§ Objective
Type out the records that follow, exactly as given.

§ Provided records
+===+

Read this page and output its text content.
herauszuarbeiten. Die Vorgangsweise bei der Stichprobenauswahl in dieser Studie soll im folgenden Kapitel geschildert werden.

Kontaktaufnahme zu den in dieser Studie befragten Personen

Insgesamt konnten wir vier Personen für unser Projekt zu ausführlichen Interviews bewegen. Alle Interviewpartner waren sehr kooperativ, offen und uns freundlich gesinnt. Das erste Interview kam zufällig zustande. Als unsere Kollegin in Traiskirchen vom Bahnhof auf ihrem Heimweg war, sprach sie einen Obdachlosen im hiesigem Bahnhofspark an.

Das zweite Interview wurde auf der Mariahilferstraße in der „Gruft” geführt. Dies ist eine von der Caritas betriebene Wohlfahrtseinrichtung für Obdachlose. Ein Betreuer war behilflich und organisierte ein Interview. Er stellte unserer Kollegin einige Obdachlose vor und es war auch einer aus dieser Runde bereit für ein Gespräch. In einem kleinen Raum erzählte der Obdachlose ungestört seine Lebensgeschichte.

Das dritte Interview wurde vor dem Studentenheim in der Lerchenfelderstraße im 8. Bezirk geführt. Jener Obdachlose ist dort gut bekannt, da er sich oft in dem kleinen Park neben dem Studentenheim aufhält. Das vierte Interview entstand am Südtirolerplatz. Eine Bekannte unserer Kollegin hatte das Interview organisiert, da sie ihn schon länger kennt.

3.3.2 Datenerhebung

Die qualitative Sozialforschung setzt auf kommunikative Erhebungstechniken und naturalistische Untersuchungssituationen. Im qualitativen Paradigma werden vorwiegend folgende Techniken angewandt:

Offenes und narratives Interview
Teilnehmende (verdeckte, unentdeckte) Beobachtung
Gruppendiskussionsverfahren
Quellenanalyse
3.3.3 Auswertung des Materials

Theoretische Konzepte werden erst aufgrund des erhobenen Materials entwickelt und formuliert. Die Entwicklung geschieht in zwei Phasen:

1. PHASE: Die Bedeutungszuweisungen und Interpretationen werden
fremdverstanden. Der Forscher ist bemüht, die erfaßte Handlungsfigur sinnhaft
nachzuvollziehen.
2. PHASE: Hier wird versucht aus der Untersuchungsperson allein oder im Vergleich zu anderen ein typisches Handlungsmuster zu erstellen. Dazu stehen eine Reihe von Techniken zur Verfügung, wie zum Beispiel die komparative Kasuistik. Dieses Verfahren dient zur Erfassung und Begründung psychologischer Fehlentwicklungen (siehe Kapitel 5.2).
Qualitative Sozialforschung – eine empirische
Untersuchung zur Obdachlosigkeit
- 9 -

+===+

§ Complete output
Read this page and output its text content.
herauszuarbeiten. Die Vorgangsweise bei der Stichprobenauswahl in dieser Studie soll im folgenden Kapitel geschildert werden.

Kontaktaufnahme zu den in dieser Studie befragten Personen

Insgesamt konnten wir vier Personen für unser Projekt zu ausführlichen Interviews bewegen. Alle Interviewpartner waren sehr kooperativ, offen und uns freundlich gesinnt. Das erste Interview kam zufällig zustande. Als unsere Kollegin in Traiskirchen vom Bahnhof auf ihrem Heimweg war, sprach sie einen Obdachlosen im hiesigem Bahnhofspark an.

Das zweite Interview wurde auf der Mariahilferstraße in der „Gruft” geführt. Dies ist eine von der Caritas betriebene Wohlfahrtseinrichtung für Obdachlose. Ein Betreuer war behilflich und organisierte ein Interview. Er stellte unserer Kollegin einige Obdachlose vor und es war auch einer aus dieser Runde bereit für ein Gespräch. In einem kleinen Raum erzählte der Obdachlose ungestört seine Lebensgeschichte.

Das dritte Interview wurde vor dem Studentenheim in der Lerchenfelderstraße im 8. Bezirk geführt. Jener Obdachlose ist dort gut bekannt, da er sich oft in dem kleinen Park neben dem Studentenheim aufhält. Das vierte Interview entstand am Südtirolerplatz. Eine Bekannte unserer Kollegin hatte das Interview organisiert, da sie ihn schon länger kennt.

3.3.2 Datenerhebung

Die qualitative Sozialforschung setzt auf kommunikative Erhebungstechniken und naturalistische Untersuchungssituationen. Im qualitativen Paradigma werden vorwiegend folgende Techniken angewandt:

Offenes und narratives Interview
Teilnehmende (verdeckte, unentdeckte) Beobachtung
Gruppendiskussionsverfahren
Quellenanalyse
3.3.3 Auswertung des Materials

Theoretische Konzepte werden erst aufgrund des erhobenen Materials entwickelt und formuliert. Die Entwicklung geschieht in zwei Phasen:

1. PHASE: Die Bedeutungszuweisungen und Interpretationen werden
fremdverstanden. Der Forscher ist bemüht, die erfaßte Handlungsfigur sinnhaft
nachzuvollziehen.
2. PHASE: Hier wird versucht aus der Untersuchungsperson allein oder im Vergleich zu anderen ein typisches Handlungsmuster zu erstellen. Dazu stehen eine Reihe von Techniken zur Verfügung, wie zum Beispiel die komparative Kasuistik. Dieses Verfahren dient zur Erfassung und Begründung psychologischer Fehlentwicklungen (siehe Kapitel 5.2).
Qualitative Sozialforschung – eine empirische
Untersuchung zur Obdachlosigkeit
- 9 -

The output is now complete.